* [Task to complete] Copy out each line of the data that holds the word "west".

* [Materials provided]
►

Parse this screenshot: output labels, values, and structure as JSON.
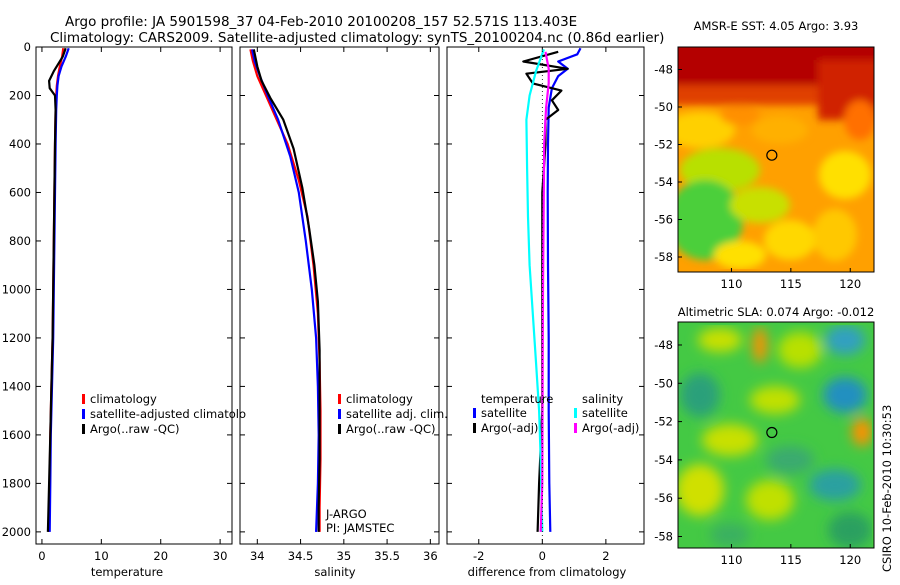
{
  "title": {
    "line1": "Argo profile: JA 5901598_37 04-Feb-2010 20100208_157 52.571S 113.403E",
    "line2": "Climatology: CARS2009. Satellite-adjusted climatology: synTS_20100204.nc (0.86d earlier)"
  },
  "colors": {
    "climatology": "#ff0000",
    "satellite": "#0000ff",
    "argo": "#000000",
    "sal_satellite": "#00ffff",
    "sal_argo": "#ff00ff"
  },
  "sidebar_text": "CSIRO 10-Feb-2010 10:30:53",
  "chart_data": [
    {
      "type": "line",
      "name": "temperature-panel",
      "xlabel": "temperature",
      "ylabel": "",
      "xlim": [
        -1,
        32
      ],
      "ylim": [
        2050,
        0
      ],
      "xticks": [
        "0",
        "10",
        "20",
        "30"
      ],
      "xtick_values": [
        0,
        10,
        20,
        30
      ],
      "yticks": [
        "0",
        "200",
        "400",
        "600",
        "800",
        "1000",
        "1200",
        "1400",
        "1600",
        "1800",
        "2000"
      ],
      "ytick_values": [
        0,
        200,
        400,
        600,
        800,
        1000,
        1200,
        1400,
        1600,
        1800,
        2000
      ],
      "legend": [
        "climatology",
        "satellite-adjusted climatolo",
        "Argo(..raw -QC)"
      ],
      "series": [
        {
          "name": "climatology",
          "color": "#ff0000",
          "points": [
            [
              3.6,
              5
            ],
            [
              3.4,
              40
            ],
            [
              3.0,
              80
            ],
            [
              2.7,
              120
            ],
            [
              2.5,
              160
            ],
            [
              2.4,
              200
            ],
            [
              2.3,
              260
            ],
            [
              2.2,
              400
            ],
            [
              2.1,
              600
            ],
            [
              2.0,
              800
            ],
            [
              1.9,
              1000
            ],
            [
              1.8,
              1200
            ],
            [
              1.6,
              1400
            ],
            [
              1.4,
              1600
            ],
            [
              1.3,
              1800
            ],
            [
              1.2,
              2000
            ]
          ]
        },
        {
          "name": "satellite",
          "color": "#0000ff",
          "points": [
            [
              4.5,
              5
            ],
            [
              4.0,
              40
            ],
            [
              3.3,
              80
            ],
            [
              2.8,
              120
            ],
            [
              2.6,
              160
            ],
            [
              2.5,
              200
            ],
            [
              2.4,
              260
            ],
            [
              2.3,
              400
            ],
            [
              2.2,
              600
            ],
            [
              2.1,
              800
            ],
            [
              2.0,
              1000
            ],
            [
              1.9,
              1200
            ],
            [
              1.7,
              1400
            ],
            [
              1.5,
              1600
            ],
            [
              1.4,
              1800
            ],
            [
              1.3,
              2000
            ]
          ]
        },
        {
          "name": "argo",
          "color": "#000000",
          "points": [
            [
              4.0,
              5
            ],
            [
              3.5,
              40
            ],
            [
              2.0,
              100
            ],
            [
              1.2,
              140
            ],
            [
              1.3,
              170
            ],
            [
              2.2,
              200
            ],
            [
              2.3,
              260
            ],
            [
              2.2,
              400
            ],
            [
              2.1,
              600
            ],
            [
              2.0,
              800
            ],
            [
              1.9,
              1000
            ],
            [
              1.8,
              1200
            ],
            [
              1.6,
              1400
            ],
            [
              1.4,
              1600
            ],
            [
              1.2,
              1800
            ],
            [
              1.0,
              2000
            ]
          ]
        }
      ]
    },
    {
      "type": "line",
      "name": "salinity-panel",
      "xlabel": "salinity",
      "xlim": [
        33.8,
        36.1
      ],
      "ylim": [
        2050,
        0
      ],
      "xticks": [
        "34",
        "34.5",
        "35",
        "35.5",
        "36"
      ],
      "xtick_values": [
        34,
        34.5,
        35,
        35.5,
        36
      ],
      "legend": [
        "climatology",
        "satellite adj. clim.",
        "Argo(..raw -QC)"
      ],
      "annotations": [
        "J-ARGO",
        "PI: JAMSTEC"
      ],
      "series": [
        {
          "name": "climatology",
          "color": "#ff0000",
          "points": [
            [
              33.92,
              10
            ],
            [
              33.95,
              60
            ],
            [
              34.0,
              120
            ],
            [
              34.1,
              200
            ],
            [
              34.2,
              280
            ],
            [
              34.35,
              400
            ],
            [
              34.48,
              550
            ],
            [
              34.58,
              700
            ],
            [
              34.65,
              900
            ],
            [
              34.7,
              1100
            ],
            [
              34.72,
              1300
            ],
            [
              34.73,
              1500
            ],
            [
              34.73,
              1700
            ],
            [
              34.72,
              1900
            ],
            [
              34.72,
              2000
            ]
          ]
        },
        {
          "name": "satellite",
          "color": "#0000ff",
          "points": [
            [
              33.94,
              10
            ],
            [
              33.97,
              60
            ],
            [
              34.03,
              120
            ],
            [
              34.12,
              200
            ],
            [
              34.24,
              300
            ],
            [
              34.38,
              450
            ],
            [
              34.48,
              600
            ],
            [
              34.56,
              800
            ],
            [
              34.63,
              1000
            ],
            [
              34.68,
              1200
            ],
            [
              34.7,
              1400
            ],
            [
              34.71,
              1600
            ],
            [
              34.7,
              1800
            ],
            [
              34.68,
              2000
            ]
          ]
        },
        {
          "name": "argo",
          "color": "#000000",
          "points": [
            [
              33.96,
              10
            ],
            [
              34.0,
              80
            ],
            [
              34.05,
              140
            ],
            [
              34.15,
              210
            ],
            [
              34.3,
              300
            ],
            [
              34.42,
              420
            ],
            [
              34.52,
              580
            ],
            [
              34.6,
              750
            ],
            [
              34.66,
              900
            ],
            [
              34.7,
              1050
            ],
            [
              34.72,
              1250
            ],
            [
              34.72,
              1500
            ],
            [
              34.72,
              1700
            ],
            [
              34.71,
              1900
            ],
            [
              34.71,
              2000
            ]
          ]
        }
      ]
    },
    {
      "type": "line",
      "name": "difference-panel",
      "xlabel": "difference from climatology",
      "xlim": [
        -3,
        3.2
      ],
      "ylim": [
        2050,
        0
      ],
      "xticks": [
        "-2",
        "0",
        "2"
      ],
      "xtick_values": [
        -2,
        0,
        2
      ],
      "legend_left_header": "temperature",
      "legend_right_header": "salinity",
      "legend": [
        "satellite",
        "Argo(-adj)",
        "satellite",
        "Argo(-adj)"
      ],
      "series": [
        {
          "name": "temperature satellite",
          "color": "#0000ff",
          "points": [
            [
              1.2,
              5
            ],
            [
              1.1,
              30
            ],
            [
              0.5,
              60
            ],
            [
              0.8,
              90
            ],
            [
              0.5,
              120
            ],
            [
              0.3,
              170
            ],
            [
              0.2,
              250
            ],
            [
              0.18,
              400
            ],
            [
              0.17,
              600
            ],
            [
              0.18,
              900
            ],
            [
              0.2,
              1200
            ],
            [
              0.2,
              1500
            ],
            [
              0.22,
              1800
            ],
            [
              0.25,
              2000
            ]
          ]
        },
        {
          "name": "temperature argo",
          "color": "#000000",
          "points": [
            [
              0.5,
              20
            ],
            [
              -0.6,
              60
            ],
            [
              0.8,
              90
            ],
            [
              -0.5,
              110
            ],
            [
              -0.3,
              150
            ],
            [
              0.6,
              180
            ],
            [
              0.3,
              220
            ],
            [
              0.5,
              260
            ],
            [
              0.1,
              300
            ],
            [
              0.1,
              400
            ],
            [
              0.0,
              600
            ],
            [
              0.0,
              900
            ],
            [
              0.0,
              1200
            ],
            [
              0.0,
              1500
            ],
            [
              -0.1,
              1800
            ],
            [
              -0.15,
              2000
            ]
          ]
        },
        {
          "name": "salinity satellite",
          "color": "#00ffff",
          "points": [
            [
              0.05,
              10
            ],
            [
              -0.2,
              100
            ],
            [
              -0.4,
              200
            ],
            [
              -0.5,
              300
            ],
            [
              -0.48,
              500
            ],
            [
              -0.45,
              700
            ],
            [
              -0.4,
              900
            ],
            [
              -0.3,
              1100
            ],
            [
              -0.2,
              1300
            ],
            [
              -0.1,
              1500
            ],
            [
              -0.05,
              1700
            ],
            [
              0.0,
              2000
            ]
          ]
        },
        {
          "name": "salinity argo",
          "color": "#ff00ff",
          "points": [
            [
              0.1,
              20
            ],
            [
              0.2,
              90
            ],
            [
              0.2,
              150
            ],
            [
              0.12,
              250
            ],
            [
              0.06,
              400
            ],
            [
              0.04,
              700
            ],
            [
              0.02,
              1000
            ],
            [
              0.01,
              1400
            ],
            [
              0.0,
              1800
            ],
            [
              -0.05,
              2000
            ]
          ]
        }
      ]
    },
    {
      "type": "heatmap",
      "name": "sst-map",
      "title": "AMSR-E SST: 4.05 Argo: 3.93",
      "xlim": [
        105.5,
        122
      ],
      "ylim": [
        -58.8,
        -46.8
      ],
      "xticks": [
        "110",
        "115",
        "120"
      ],
      "xtick_values": [
        110,
        115,
        120
      ],
      "yticks": [
        "-48",
        "-50",
        "-52",
        "-54",
        "-56",
        "-58"
      ],
      "ytick_values": [
        -48,
        -50,
        -52,
        -54,
        -56,
        -58
      ],
      "marker": [
        113.4,
        -52.57
      ]
    },
    {
      "type": "heatmap",
      "name": "sla-map",
      "title": "Altimetric SLA: 0.074 Argo: -0.012",
      "xlim": [
        105.5,
        122
      ],
      "ylim": [
        -58.6,
        -46.8
      ],
      "xticks": [
        "110",
        "115",
        "120"
      ],
      "xtick_values": [
        110,
        115,
        120
      ],
      "yticks": [
        "-48",
        "-50",
        "-52",
        "-54",
        "-56",
        "-58"
      ],
      "ytick_values": [
        -48,
        -50,
        -52,
        -54,
        -56,
        -58
      ],
      "marker": [
        113.4,
        -52.57
      ]
    }
  ]
}
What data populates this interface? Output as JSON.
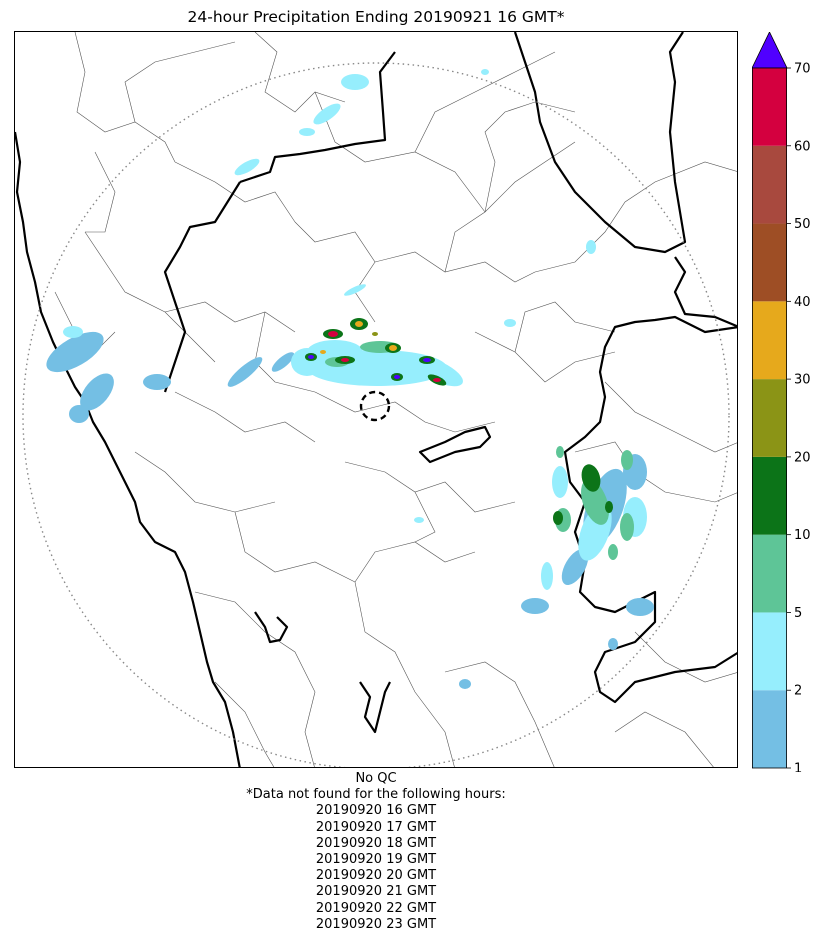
{
  "title": "24-hour Precipitation Ending 20190921 16 GMT*",
  "colorbar": {
    "unit": "",
    "levels": [
      1,
      2,
      5,
      10,
      20,
      30,
      40,
      50,
      60,
      70
    ],
    "tick_labels": [
      "1",
      "2",
      "5",
      "10",
      "20",
      "30",
      "40",
      "50",
      "60",
      "70"
    ],
    "colors": [
      "#74bfe4",
      "#96eefd",
      "#5ec597",
      "#0c7418",
      "#8b9416",
      "#e6a91c",
      "#9e4e25",
      "#a8493e",
      "#d4003f"
    ],
    "extend_color": "#5000ff",
    "extend": "max"
  },
  "map": {
    "radar_range_ring": "dotted",
    "radar_site_marker": "dashed-circle",
    "precip_regions": [
      {
        "area": "north-west band",
        "max_bin": "2-5"
      },
      {
        "area": "west coast",
        "max_bin": "2-5"
      },
      {
        "area": "central cluster",
        "max_bin": ">70"
      },
      {
        "area": "south-east cluster",
        "max_bin": "10-20"
      }
    ]
  },
  "footer": {
    "qc": "No QC",
    "note": "*Data not found for the following hours:",
    "missing_hours": [
      "20190920 16 GMT",
      "20190920 17 GMT",
      "20190920 18 GMT",
      "20190920 19 GMT",
      "20190920 20 GMT",
      "20190920 21 GMT",
      "20190920 22 GMT",
      "20190920 23 GMT"
    ]
  }
}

◄

* [Solution for this problem]
        "area": "north-west band",
        "area": "west coast",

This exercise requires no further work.